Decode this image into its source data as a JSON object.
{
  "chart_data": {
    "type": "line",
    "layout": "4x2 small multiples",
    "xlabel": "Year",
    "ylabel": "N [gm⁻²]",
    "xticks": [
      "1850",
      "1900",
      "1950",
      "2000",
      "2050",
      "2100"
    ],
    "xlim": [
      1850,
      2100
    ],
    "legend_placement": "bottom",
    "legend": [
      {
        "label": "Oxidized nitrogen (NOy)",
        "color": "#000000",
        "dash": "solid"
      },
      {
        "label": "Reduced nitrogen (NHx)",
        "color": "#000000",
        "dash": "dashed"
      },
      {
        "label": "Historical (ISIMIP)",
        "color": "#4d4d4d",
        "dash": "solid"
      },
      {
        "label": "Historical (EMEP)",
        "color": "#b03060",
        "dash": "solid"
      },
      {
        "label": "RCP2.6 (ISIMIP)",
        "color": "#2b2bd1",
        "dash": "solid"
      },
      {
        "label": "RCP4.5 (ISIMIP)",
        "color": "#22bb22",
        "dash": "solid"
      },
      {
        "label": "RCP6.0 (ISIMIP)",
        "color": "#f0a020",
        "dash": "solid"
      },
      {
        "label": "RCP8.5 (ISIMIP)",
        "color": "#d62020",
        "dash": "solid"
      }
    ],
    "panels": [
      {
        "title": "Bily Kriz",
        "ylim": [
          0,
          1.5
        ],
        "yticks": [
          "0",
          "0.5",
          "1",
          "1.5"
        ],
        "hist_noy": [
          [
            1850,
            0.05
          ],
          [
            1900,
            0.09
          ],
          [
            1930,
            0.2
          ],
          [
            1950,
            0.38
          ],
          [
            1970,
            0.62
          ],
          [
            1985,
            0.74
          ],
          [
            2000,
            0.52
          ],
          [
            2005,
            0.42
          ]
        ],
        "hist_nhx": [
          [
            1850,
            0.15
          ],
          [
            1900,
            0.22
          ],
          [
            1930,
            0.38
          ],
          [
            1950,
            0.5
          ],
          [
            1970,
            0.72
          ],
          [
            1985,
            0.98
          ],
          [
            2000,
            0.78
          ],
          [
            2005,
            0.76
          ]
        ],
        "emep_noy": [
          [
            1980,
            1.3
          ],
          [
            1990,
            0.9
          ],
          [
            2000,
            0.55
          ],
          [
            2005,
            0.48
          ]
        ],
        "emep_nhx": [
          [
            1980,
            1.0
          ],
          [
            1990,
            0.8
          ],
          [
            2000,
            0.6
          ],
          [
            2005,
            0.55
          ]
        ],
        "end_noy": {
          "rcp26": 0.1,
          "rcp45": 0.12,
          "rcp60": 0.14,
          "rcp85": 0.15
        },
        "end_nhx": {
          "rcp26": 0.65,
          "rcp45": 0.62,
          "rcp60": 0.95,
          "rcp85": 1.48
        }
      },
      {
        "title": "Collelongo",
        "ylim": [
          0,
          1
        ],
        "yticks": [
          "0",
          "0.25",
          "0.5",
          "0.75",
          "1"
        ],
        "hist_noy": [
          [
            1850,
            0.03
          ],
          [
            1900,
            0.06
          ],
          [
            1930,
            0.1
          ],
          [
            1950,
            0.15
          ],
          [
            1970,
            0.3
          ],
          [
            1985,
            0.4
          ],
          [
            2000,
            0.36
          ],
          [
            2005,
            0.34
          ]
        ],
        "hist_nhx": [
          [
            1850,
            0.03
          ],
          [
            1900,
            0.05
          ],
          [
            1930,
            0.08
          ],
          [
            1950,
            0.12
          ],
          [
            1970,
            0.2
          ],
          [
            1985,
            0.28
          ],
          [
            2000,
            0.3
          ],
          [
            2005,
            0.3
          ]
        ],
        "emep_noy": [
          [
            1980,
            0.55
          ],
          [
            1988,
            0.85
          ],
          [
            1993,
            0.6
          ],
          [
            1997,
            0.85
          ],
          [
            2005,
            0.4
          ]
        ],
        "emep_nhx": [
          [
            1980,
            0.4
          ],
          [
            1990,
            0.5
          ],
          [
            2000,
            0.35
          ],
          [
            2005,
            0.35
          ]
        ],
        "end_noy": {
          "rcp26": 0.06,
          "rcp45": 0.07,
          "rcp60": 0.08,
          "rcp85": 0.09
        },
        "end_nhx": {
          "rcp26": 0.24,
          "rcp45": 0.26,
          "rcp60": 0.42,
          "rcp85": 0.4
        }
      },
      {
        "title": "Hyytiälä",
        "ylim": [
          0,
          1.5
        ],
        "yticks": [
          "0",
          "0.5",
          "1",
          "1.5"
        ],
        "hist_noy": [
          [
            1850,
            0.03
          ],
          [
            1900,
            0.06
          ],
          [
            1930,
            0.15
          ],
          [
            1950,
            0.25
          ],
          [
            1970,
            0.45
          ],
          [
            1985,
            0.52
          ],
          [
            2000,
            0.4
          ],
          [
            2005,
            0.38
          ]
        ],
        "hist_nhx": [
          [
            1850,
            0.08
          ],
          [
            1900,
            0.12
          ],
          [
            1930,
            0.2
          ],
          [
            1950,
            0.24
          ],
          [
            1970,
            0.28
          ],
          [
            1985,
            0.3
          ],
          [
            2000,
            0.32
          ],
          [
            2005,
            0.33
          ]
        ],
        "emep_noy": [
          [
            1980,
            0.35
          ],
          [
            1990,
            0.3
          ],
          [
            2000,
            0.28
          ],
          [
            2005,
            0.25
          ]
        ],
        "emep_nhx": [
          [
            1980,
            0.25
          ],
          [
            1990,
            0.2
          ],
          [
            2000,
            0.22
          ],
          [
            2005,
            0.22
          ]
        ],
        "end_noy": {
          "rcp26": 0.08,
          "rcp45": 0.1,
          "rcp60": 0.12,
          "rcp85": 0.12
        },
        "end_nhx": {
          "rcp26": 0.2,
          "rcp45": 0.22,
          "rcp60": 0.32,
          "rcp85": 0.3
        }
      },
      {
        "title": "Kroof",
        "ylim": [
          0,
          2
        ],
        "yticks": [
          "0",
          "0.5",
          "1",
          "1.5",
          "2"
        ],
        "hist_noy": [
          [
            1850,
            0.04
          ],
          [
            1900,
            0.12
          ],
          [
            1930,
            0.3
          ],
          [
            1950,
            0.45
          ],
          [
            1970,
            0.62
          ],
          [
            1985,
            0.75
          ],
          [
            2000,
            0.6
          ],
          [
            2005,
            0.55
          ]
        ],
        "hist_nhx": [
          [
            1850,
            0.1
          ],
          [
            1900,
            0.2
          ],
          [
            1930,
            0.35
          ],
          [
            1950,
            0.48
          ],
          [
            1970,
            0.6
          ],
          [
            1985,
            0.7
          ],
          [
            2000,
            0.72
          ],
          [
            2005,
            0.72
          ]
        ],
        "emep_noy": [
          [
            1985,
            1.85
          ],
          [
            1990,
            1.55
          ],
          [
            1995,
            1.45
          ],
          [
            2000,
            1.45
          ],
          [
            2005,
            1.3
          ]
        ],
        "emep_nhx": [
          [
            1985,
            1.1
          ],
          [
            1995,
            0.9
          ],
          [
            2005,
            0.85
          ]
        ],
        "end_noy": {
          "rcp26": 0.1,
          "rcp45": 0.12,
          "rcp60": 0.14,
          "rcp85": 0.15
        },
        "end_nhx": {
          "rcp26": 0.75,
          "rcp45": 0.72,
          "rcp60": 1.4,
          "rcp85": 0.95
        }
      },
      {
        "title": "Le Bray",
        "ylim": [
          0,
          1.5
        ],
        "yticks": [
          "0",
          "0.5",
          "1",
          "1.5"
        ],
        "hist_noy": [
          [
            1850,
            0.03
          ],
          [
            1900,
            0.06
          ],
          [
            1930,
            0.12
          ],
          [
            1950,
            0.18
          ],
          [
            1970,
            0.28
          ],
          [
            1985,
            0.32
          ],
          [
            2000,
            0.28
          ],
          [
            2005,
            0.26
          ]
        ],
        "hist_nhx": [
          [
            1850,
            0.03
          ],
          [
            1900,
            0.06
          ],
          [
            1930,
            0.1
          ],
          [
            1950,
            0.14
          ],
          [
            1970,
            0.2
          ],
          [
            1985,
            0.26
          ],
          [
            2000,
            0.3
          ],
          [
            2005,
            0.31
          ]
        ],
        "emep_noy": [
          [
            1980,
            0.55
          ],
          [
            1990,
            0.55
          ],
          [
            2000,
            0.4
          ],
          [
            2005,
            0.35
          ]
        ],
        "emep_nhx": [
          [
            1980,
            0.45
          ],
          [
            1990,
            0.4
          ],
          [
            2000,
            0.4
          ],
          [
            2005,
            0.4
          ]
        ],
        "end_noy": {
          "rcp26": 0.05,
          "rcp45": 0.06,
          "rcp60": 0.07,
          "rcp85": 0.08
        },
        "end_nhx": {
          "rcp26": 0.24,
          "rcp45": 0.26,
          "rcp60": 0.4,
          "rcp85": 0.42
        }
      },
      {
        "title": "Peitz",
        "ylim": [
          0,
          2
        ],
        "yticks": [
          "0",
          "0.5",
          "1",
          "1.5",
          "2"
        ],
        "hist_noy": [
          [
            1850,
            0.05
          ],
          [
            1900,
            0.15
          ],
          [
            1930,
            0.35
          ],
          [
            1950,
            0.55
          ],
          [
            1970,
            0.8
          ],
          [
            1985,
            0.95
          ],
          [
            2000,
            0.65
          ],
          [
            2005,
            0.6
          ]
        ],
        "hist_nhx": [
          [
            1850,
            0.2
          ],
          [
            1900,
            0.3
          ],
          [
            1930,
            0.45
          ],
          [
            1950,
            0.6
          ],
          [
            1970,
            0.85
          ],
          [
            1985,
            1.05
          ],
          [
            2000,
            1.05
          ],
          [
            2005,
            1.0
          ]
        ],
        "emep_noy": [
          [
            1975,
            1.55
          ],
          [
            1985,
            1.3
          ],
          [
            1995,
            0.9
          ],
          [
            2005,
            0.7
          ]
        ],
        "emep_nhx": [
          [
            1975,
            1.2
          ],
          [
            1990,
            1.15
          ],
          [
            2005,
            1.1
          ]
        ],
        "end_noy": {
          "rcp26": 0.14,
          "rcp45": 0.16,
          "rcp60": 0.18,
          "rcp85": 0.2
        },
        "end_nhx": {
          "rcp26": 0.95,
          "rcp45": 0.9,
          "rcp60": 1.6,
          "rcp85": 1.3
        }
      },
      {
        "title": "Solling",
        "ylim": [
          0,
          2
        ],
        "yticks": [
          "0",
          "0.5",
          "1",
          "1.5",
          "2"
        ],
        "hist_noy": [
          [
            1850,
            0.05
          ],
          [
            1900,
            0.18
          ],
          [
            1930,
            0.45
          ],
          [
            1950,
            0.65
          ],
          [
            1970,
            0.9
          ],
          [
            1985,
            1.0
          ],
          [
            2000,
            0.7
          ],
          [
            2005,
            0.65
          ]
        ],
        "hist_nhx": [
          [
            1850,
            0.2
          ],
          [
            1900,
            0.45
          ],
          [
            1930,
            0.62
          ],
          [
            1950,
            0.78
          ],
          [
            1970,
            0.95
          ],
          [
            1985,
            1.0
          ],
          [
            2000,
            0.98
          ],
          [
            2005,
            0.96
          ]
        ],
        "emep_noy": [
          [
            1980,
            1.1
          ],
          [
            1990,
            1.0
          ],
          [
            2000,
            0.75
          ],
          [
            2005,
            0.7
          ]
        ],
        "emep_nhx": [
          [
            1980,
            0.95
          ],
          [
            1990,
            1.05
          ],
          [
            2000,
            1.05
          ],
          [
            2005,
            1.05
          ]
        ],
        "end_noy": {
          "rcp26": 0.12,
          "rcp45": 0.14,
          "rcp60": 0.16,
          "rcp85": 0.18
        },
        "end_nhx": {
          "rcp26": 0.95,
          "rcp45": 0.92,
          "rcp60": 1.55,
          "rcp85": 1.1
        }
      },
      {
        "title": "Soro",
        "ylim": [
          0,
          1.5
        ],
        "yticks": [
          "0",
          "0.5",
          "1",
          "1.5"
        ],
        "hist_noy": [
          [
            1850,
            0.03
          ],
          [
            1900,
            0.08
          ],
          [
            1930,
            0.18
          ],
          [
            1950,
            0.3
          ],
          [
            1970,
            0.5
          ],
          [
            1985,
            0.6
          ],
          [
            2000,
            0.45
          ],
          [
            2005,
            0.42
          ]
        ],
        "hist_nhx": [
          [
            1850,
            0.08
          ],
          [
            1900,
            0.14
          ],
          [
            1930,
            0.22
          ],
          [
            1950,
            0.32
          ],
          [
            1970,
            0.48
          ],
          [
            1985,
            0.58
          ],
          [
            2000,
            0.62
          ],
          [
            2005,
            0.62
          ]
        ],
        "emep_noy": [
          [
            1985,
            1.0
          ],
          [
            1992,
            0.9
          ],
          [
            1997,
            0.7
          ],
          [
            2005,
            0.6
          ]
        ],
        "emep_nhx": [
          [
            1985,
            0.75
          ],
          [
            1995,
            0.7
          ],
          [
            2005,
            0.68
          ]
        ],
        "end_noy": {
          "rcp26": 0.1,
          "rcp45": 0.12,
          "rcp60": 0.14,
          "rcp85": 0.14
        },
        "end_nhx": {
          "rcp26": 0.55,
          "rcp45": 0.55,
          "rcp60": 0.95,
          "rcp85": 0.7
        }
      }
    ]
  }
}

-*-

[Task details] Above are the entries; count how many of their lines contain the word "color" and give only that number.

[Written solution] 8